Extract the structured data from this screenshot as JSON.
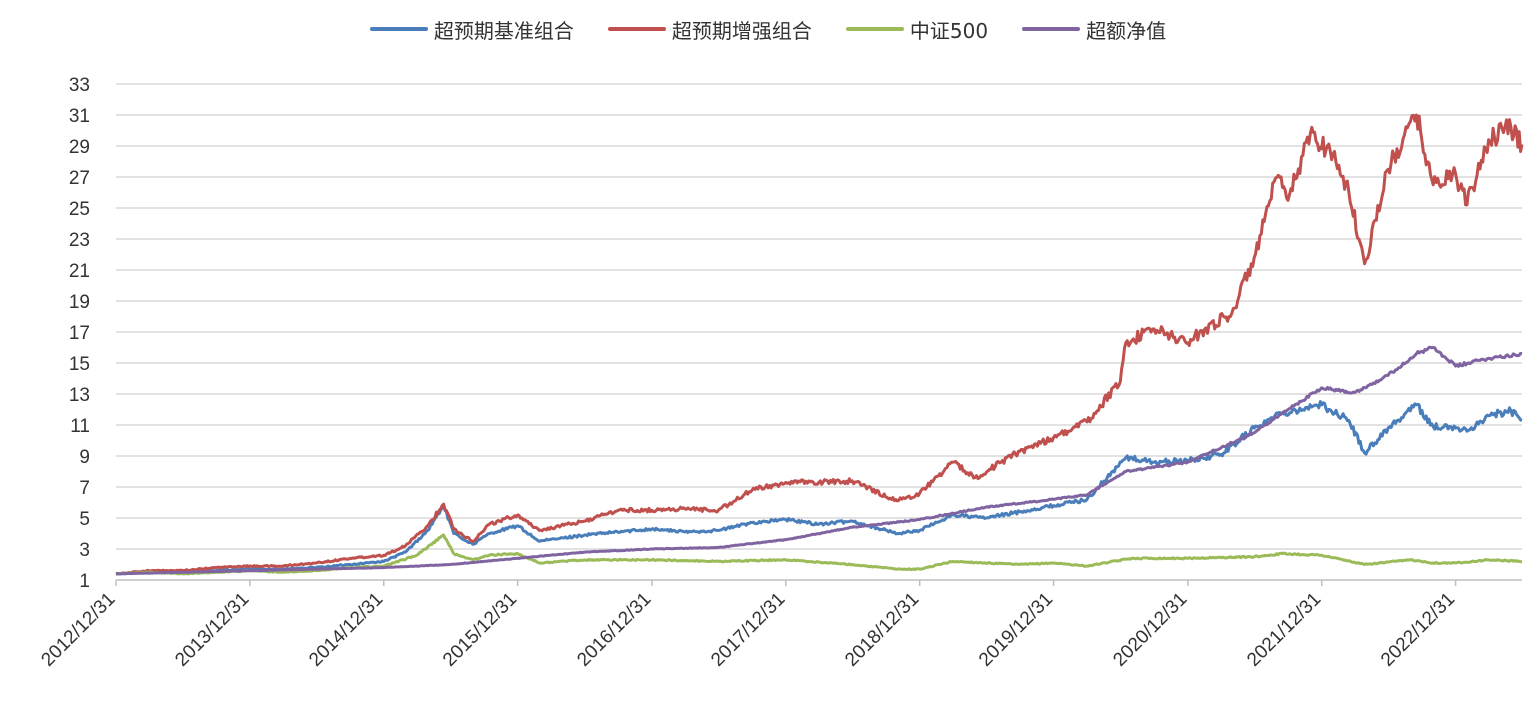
{
  "chart_data": {
    "type": "line",
    "legend_position": "top-center",
    "grid": true,
    "xlim": [
      "2012-12-31",
      "2023-06-30"
    ],
    "ylim": [
      1,
      33
    ],
    "y_ticks": [
      "1",
      "3",
      "5",
      "7",
      "9",
      "11",
      "13",
      "15",
      "17",
      "19",
      "21",
      "23",
      "25",
      "27",
      "29",
      "31",
      "33"
    ],
    "x_ticks": [
      "2012/12/31",
      "2013/12/31",
      "2014/12/31",
      "2015/12/31",
      "2016/12/31",
      "2017/12/31",
      "2018/12/31",
      "2019/12/31",
      "2020/12/31",
      "2021/12/31",
      "2022/12/31"
    ],
    "series": [
      {
        "name": "超预期基准组合",
        "color": "#4a7ebb",
        "points": [
          [
            "2012-12-31",
            1.4
          ],
          [
            "2013-03-31",
            1.5
          ],
          [
            "2013-06-30",
            1.5
          ],
          [
            "2013-09-30",
            1.6
          ],
          [
            "2013-12-31",
            1.7
          ],
          [
            "2014-03-31",
            1.7
          ],
          [
            "2014-06-30",
            1.8
          ],
          [
            "2014-09-30",
            2.0
          ],
          [
            "2014-12-31",
            2.2
          ],
          [
            "2015-02-28",
            2.8
          ],
          [
            "2015-04-30",
            4.2
          ],
          [
            "2015-06-12",
            5.8
          ],
          [
            "2015-07-10",
            4.0
          ],
          [
            "2015-08-31",
            3.3
          ],
          [
            "2015-10-15",
            4.0
          ],
          [
            "2015-12-31",
            4.5
          ],
          [
            "2016-02-28",
            3.5
          ],
          [
            "2016-06-30",
            3.9
          ],
          [
            "2016-12-31",
            4.3
          ],
          [
            "2017-03-31",
            4.1
          ],
          [
            "2017-06-30",
            4.2
          ],
          [
            "2017-09-30",
            4.7
          ],
          [
            "2017-12-31",
            4.9
          ],
          [
            "2018-03-31",
            4.6
          ],
          [
            "2018-06-30",
            4.8
          ],
          [
            "2018-10-31",
            4.0
          ],
          [
            "2018-12-31",
            4.2
          ],
          [
            "2019-03-31",
            5.2
          ],
          [
            "2019-06-30",
            5.0
          ],
          [
            "2019-09-30",
            5.4
          ],
          [
            "2019-12-31",
            5.8
          ],
          [
            "2020-03-31",
            6.2
          ],
          [
            "2020-07-15",
            8.9
          ],
          [
            "2020-09-30",
            8.6
          ],
          [
            "2020-12-31",
            8.7
          ],
          [
            "2021-03-31",
            9.1
          ],
          [
            "2021-06-30",
            10.8
          ],
          [
            "2021-09-15",
            11.8
          ],
          [
            "2021-12-31",
            12.3
          ],
          [
            "2022-03-15",
            11.3
          ],
          [
            "2022-04-27",
            9.2
          ],
          [
            "2022-06-30",
            10.8
          ],
          [
            "2022-09-15",
            12.3
          ],
          [
            "2022-10-31",
            10.9
          ],
          [
            "2022-12-31",
            10.8
          ],
          [
            "2023-01-31",
            10.6
          ],
          [
            "2023-03-31",
            11.6
          ],
          [
            "2023-05-31",
            11.9
          ],
          [
            "2023-06-30",
            11.3
          ]
        ]
      },
      {
        "name": "超预期增强组合",
        "color": "#c0504d",
        "points": [
          [
            "2012-12-31",
            1.4
          ],
          [
            "2013-03-31",
            1.6
          ],
          [
            "2013-06-30",
            1.6
          ],
          [
            "2013-09-30",
            1.8
          ],
          [
            "2013-12-31",
            1.9
          ],
          [
            "2014-03-31",
            1.9
          ],
          [
            "2014-06-30",
            2.1
          ],
          [
            "2014-09-30",
            2.4
          ],
          [
            "2014-12-31",
            2.6
          ],
          [
            "2015-02-28",
            3.2
          ],
          [
            "2015-04-30",
            4.5
          ],
          [
            "2015-06-12",
            5.9
          ],
          [
            "2015-07-10",
            4.3
          ],
          [
            "2015-08-31",
            3.5
          ],
          [
            "2015-10-15",
            4.6
          ],
          [
            "2015-12-31",
            5.2
          ],
          [
            "2016-02-28",
            4.2
          ],
          [
            "2016-06-30",
            4.8
          ],
          [
            "2016-09-30",
            5.5
          ],
          [
            "2016-12-31",
            5.5
          ],
          [
            "2017-03-31",
            5.6
          ],
          [
            "2017-06-30",
            5.5
          ],
          [
            "2017-09-30",
            6.8
          ],
          [
            "2017-12-31",
            7.3
          ],
          [
            "2018-03-31",
            7.3
          ],
          [
            "2018-06-30",
            7.4
          ],
          [
            "2018-10-31",
            6.1
          ],
          [
            "2018-12-31",
            6.6
          ],
          [
            "2019-03-31",
            8.6
          ],
          [
            "2019-05-31",
            7.6
          ],
          [
            "2019-09-30",
            9.3
          ],
          [
            "2019-12-31",
            10.2
          ],
          [
            "2020-03-31",
            11.2
          ],
          [
            "2020-06-30",
            13.8
          ],
          [
            "2020-07-15",
            16.3
          ],
          [
            "2020-09-30",
            17.2
          ],
          [
            "2020-12-31",
            16.3
          ],
          [
            "2021-02-15",
            17.2
          ],
          [
            "2021-04-30",
            18.2
          ],
          [
            "2021-06-30",
            21.8
          ],
          [
            "2021-08-31",
            27.0
          ],
          [
            "2021-09-30",
            25.5
          ],
          [
            "2021-11-30",
            29.8
          ],
          [
            "2022-01-31",
            28.5
          ],
          [
            "2022-03-15",
            26.0
          ],
          [
            "2022-04-27",
            21.4
          ],
          [
            "2022-06-30",
            27.5
          ],
          [
            "2022-09-15",
            31.0
          ],
          [
            "2022-10-31",
            26.5
          ],
          [
            "2022-12-31",
            27.2
          ],
          [
            "2023-01-31",
            25.2
          ],
          [
            "2023-03-31",
            29.4
          ],
          [
            "2023-05-31",
            30.2
          ],
          [
            "2023-06-30",
            29.1
          ]
        ]
      },
      {
        "name": "中证500",
        "color": "#9bbb59",
        "points": [
          [
            "2012-12-31",
            1.4
          ],
          [
            "2013-03-31",
            1.5
          ],
          [
            "2013-06-30",
            1.4
          ],
          [
            "2013-09-30",
            1.5
          ],
          [
            "2013-12-31",
            1.6
          ],
          [
            "2014-03-31",
            1.5
          ],
          [
            "2014-06-30",
            1.6
          ],
          [
            "2014-09-30",
            1.8
          ],
          [
            "2014-12-31",
            1.9
          ],
          [
            "2015-03-31",
            2.6
          ],
          [
            "2015-06-12",
            3.9
          ],
          [
            "2015-07-10",
            2.7
          ],
          [
            "2015-08-31",
            2.3
          ],
          [
            "2015-10-15",
            2.6
          ],
          [
            "2015-12-31",
            2.7
          ],
          [
            "2016-02-28",
            2.1
          ],
          [
            "2016-06-30",
            2.3
          ],
          [
            "2016-12-31",
            2.3
          ],
          [
            "2017-06-30",
            2.2
          ],
          [
            "2017-12-31",
            2.3
          ],
          [
            "2018-06-30",
            2.0
          ],
          [
            "2018-10-31",
            1.7
          ],
          [
            "2018-12-31",
            1.7
          ],
          [
            "2019-03-31",
            2.2
          ],
          [
            "2019-09-30",
            2.0
          ],
          [
            "2019-12-31",
            2.1
          ],
          [
            "2020-03-31",
            1.9
          ],
          [
            "2020-07-31",
            2.4
          ],
          [
            "2020-12-31",
            2.4
          ],
          [
            "2021-06-30",
            2.5
          ],
          [
            "2021-09-15",
            2.7
          ],
          [
            "2021-12-31",
            2.6
          ],
          [
            "2022-04-27",
            2.0
          ],
          [
            "2022-08-31",
            2.3
          ],
          [
            "2022-10-31",
            2.1
          ],
          [
            "2022-12-31",
            2.1
          ],
          [
            "2023-03-31",
            2.3
          ],
          [
            "2023-06-30",
            2.2
          ]
        ]
      },
      {
        "name": "超额净值",
        "color": "#8064a2",
        "points": [
          [
            "2012-12-31",
            1.4
          ],
          [
            "2013-06-30",
            1.5
          ],
          [
            "2013-12-31",
            1.6
          ],
          [
            "2014-06-30",
            1.7
          ],
          [
            "2014-12-31",
            1.8
          ],
          [
            "2015-06-30",
            2.0
          ],
          [
            "2015-12-31",
            2.4
          ],
          [
            "2016-06-30",
            2.8
          ],
          [
            "2016-12-31",
            3.0
          ],
          [
            "2017-06-30",
            3.1
          ],
          [
            "2017-12-31",
            3.6
          ],
          [
            "2018-06-30",
            4.4
          ],
          [
            "2018-12-31",
            4.9
          ],
          [
            "2019-06-30",
            5.7
          ],
          [
            "2019-12-31",
            6.2
          ],
          [
            "2020-03-31",
            6.5
          ],
          [
            "2020-07-15",
            8.0
          ],
          [
            "2020-12-31",
            8.6
          ],
          [
            "2021-06-30",
            10.5
          ],
          [
            "2021-09-30",
            12.0
          ],
          [
            "2021-12-31",
            13.4
          ],
          [
            "2022-03-31",
            13.1
          ],
          [
            "2022-06-30",
            14.2
          ],
          [
            "2022-09-15",
            15.6
          ],
          [
            "2022-10-31",
            16.0
          ],
          [
            "2022-12-31",
            14.8
          ],
          [
            "2023-03-31",
            15.3
          ],
          [
            "2023-06-30",
            15.6
          ]
        ]
      }
    ]
  }
}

--------------------------------------------------

Select all lines with the word "color" from the entries above.

● Exercise output:
        "color": "#4a7ebb",
        "color": "#c0504d",
        "color": "#9bbb59",
        "color": "#8064a2",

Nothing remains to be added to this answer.